What you are asked to do —
Search the entries for the word "years" and pull out each line that has it.
### Dataset records ###
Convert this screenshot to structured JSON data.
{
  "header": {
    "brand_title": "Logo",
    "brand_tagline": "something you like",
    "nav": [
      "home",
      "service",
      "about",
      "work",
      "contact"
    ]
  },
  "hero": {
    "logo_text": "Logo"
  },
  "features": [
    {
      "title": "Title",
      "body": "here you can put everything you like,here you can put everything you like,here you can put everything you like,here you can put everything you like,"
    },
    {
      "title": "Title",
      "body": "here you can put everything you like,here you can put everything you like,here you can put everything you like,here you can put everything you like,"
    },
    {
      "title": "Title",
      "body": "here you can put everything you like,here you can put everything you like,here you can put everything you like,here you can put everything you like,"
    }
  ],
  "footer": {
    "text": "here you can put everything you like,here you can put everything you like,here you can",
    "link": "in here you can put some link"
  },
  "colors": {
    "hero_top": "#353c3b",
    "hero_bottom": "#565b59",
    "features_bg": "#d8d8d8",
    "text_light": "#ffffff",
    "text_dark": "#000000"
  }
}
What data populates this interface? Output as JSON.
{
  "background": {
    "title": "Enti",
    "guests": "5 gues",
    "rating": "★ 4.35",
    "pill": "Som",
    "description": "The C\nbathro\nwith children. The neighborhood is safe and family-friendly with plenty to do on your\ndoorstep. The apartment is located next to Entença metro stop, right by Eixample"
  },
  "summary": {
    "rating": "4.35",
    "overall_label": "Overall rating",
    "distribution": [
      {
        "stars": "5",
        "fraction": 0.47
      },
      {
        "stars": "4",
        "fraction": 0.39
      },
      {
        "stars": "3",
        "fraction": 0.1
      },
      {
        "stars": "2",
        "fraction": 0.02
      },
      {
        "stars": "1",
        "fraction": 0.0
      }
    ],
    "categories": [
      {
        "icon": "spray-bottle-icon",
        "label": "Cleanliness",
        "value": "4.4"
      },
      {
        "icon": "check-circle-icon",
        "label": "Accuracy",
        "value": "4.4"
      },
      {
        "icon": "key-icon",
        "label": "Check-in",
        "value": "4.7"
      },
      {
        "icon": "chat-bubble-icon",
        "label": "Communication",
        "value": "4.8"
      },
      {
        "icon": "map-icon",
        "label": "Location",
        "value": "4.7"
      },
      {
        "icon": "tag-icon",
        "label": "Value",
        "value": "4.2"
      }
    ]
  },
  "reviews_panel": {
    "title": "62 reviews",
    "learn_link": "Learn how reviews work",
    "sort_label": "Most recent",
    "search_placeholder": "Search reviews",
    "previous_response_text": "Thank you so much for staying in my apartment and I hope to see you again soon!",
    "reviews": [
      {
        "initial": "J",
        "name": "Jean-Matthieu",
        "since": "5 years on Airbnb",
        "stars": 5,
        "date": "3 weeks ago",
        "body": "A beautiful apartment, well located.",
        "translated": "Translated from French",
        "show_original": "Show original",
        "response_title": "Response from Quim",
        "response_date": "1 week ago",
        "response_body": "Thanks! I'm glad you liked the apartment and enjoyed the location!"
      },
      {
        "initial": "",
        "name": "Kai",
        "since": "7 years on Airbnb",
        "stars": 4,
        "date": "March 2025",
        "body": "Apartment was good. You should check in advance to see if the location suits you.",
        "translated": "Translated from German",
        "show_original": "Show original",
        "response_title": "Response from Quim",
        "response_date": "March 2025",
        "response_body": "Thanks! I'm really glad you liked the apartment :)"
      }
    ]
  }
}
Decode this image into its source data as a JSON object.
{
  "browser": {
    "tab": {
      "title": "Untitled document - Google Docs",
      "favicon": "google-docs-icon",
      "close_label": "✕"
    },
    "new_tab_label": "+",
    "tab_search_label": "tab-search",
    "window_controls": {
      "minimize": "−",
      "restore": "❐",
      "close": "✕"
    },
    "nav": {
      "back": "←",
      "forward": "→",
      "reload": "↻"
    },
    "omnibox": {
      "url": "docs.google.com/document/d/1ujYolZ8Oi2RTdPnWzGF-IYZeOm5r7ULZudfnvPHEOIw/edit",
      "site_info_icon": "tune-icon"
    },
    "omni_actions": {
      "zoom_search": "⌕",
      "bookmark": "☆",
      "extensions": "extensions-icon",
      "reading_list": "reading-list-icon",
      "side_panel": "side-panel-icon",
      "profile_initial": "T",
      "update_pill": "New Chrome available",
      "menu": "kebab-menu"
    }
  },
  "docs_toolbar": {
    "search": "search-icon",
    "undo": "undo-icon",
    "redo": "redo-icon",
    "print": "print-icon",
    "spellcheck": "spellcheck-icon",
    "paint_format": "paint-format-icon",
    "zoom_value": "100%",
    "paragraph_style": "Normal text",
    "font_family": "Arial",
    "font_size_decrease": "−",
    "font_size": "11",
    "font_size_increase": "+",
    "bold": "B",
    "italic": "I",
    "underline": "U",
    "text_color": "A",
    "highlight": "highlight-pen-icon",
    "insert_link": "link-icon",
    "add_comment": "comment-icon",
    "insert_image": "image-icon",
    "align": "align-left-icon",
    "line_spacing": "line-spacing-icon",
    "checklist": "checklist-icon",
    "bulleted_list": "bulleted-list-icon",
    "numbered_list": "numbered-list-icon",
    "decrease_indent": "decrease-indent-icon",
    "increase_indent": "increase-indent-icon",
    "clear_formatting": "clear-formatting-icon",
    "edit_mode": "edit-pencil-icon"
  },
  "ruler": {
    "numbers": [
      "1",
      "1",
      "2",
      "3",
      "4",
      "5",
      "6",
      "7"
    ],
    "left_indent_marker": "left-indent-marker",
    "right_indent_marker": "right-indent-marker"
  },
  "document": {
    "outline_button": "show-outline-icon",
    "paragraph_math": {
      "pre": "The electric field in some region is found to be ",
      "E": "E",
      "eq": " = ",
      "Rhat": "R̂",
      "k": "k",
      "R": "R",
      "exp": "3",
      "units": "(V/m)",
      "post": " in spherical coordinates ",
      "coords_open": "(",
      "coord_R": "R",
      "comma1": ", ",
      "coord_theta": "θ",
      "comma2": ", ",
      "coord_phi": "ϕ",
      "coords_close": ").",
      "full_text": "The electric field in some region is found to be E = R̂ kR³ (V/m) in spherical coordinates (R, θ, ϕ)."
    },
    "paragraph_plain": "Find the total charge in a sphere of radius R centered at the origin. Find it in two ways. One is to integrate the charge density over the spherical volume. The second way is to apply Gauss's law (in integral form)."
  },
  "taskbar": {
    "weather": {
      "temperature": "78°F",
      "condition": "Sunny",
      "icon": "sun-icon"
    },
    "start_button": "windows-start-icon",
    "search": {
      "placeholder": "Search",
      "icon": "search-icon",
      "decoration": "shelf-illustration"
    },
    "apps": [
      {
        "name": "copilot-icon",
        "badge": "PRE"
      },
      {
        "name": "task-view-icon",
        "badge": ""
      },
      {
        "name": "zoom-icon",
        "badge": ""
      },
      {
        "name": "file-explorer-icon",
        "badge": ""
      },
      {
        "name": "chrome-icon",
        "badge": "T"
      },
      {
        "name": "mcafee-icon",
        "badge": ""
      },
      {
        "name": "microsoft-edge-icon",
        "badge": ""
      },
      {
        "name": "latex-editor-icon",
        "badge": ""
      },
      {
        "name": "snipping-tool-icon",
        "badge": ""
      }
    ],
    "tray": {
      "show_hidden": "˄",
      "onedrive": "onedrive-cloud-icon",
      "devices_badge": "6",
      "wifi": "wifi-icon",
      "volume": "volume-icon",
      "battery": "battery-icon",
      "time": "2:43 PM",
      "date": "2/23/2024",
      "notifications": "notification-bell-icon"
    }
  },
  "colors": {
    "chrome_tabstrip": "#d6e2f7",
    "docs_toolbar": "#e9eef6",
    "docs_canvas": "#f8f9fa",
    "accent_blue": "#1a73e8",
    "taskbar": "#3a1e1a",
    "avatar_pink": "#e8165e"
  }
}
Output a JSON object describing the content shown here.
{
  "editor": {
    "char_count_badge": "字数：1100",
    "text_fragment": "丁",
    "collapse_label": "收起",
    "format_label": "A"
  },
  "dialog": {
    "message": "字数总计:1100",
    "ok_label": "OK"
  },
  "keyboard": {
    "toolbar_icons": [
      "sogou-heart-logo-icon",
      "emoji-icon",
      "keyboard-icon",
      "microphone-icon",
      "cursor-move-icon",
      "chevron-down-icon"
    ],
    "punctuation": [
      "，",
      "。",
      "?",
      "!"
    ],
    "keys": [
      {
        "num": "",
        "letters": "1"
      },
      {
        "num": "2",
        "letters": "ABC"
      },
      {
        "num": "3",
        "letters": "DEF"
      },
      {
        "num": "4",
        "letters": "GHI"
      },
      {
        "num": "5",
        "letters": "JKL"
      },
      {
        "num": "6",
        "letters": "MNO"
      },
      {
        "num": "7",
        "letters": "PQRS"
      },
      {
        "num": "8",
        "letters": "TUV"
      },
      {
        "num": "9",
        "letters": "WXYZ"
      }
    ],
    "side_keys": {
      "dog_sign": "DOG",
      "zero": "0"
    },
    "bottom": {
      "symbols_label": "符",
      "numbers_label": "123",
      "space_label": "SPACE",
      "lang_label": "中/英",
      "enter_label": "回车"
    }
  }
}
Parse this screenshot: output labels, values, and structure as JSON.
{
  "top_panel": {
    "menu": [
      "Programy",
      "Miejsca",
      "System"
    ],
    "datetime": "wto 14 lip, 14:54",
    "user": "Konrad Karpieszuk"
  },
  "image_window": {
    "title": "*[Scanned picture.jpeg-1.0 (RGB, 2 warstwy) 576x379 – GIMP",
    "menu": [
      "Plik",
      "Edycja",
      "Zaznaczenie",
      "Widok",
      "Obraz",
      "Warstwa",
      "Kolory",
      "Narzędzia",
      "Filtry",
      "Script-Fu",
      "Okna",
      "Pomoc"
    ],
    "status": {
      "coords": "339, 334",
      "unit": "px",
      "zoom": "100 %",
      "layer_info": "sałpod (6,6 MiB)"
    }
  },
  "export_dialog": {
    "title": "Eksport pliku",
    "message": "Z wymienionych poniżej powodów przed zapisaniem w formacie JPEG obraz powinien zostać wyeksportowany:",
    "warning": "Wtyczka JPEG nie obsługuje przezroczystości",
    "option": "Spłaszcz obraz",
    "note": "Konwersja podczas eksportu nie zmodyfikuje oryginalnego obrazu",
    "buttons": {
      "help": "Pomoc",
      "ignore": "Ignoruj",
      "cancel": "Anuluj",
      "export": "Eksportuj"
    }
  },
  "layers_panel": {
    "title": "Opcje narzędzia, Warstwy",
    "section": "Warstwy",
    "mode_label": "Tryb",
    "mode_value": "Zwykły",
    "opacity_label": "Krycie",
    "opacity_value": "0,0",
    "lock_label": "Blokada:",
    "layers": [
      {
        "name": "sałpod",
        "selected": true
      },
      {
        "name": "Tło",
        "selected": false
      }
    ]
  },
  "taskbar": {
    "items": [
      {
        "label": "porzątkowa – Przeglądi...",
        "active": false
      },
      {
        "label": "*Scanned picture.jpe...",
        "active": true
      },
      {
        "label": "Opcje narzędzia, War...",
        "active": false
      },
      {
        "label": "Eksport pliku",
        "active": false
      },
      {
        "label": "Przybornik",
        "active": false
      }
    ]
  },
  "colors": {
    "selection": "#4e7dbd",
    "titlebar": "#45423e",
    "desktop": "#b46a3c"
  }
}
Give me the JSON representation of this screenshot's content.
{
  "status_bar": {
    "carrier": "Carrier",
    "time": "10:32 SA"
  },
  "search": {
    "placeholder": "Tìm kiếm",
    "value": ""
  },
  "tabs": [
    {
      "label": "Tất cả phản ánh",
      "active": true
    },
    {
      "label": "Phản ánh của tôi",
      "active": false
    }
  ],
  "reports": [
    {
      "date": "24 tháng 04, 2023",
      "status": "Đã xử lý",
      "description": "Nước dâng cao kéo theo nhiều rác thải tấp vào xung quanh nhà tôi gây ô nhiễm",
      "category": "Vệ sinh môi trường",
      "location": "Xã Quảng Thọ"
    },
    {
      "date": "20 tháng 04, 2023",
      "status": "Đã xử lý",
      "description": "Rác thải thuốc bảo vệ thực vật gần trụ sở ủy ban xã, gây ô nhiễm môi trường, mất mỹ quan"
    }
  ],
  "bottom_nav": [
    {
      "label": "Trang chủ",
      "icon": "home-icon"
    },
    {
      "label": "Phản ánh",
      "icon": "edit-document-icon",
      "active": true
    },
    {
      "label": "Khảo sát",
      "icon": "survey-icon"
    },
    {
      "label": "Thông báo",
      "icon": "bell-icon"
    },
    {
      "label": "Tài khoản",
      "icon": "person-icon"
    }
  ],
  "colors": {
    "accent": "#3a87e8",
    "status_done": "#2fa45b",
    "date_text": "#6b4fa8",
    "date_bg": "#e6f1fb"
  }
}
###
The reply —
        "since": "5 years on Airbnb",
        "since": "7 years on Airbnb",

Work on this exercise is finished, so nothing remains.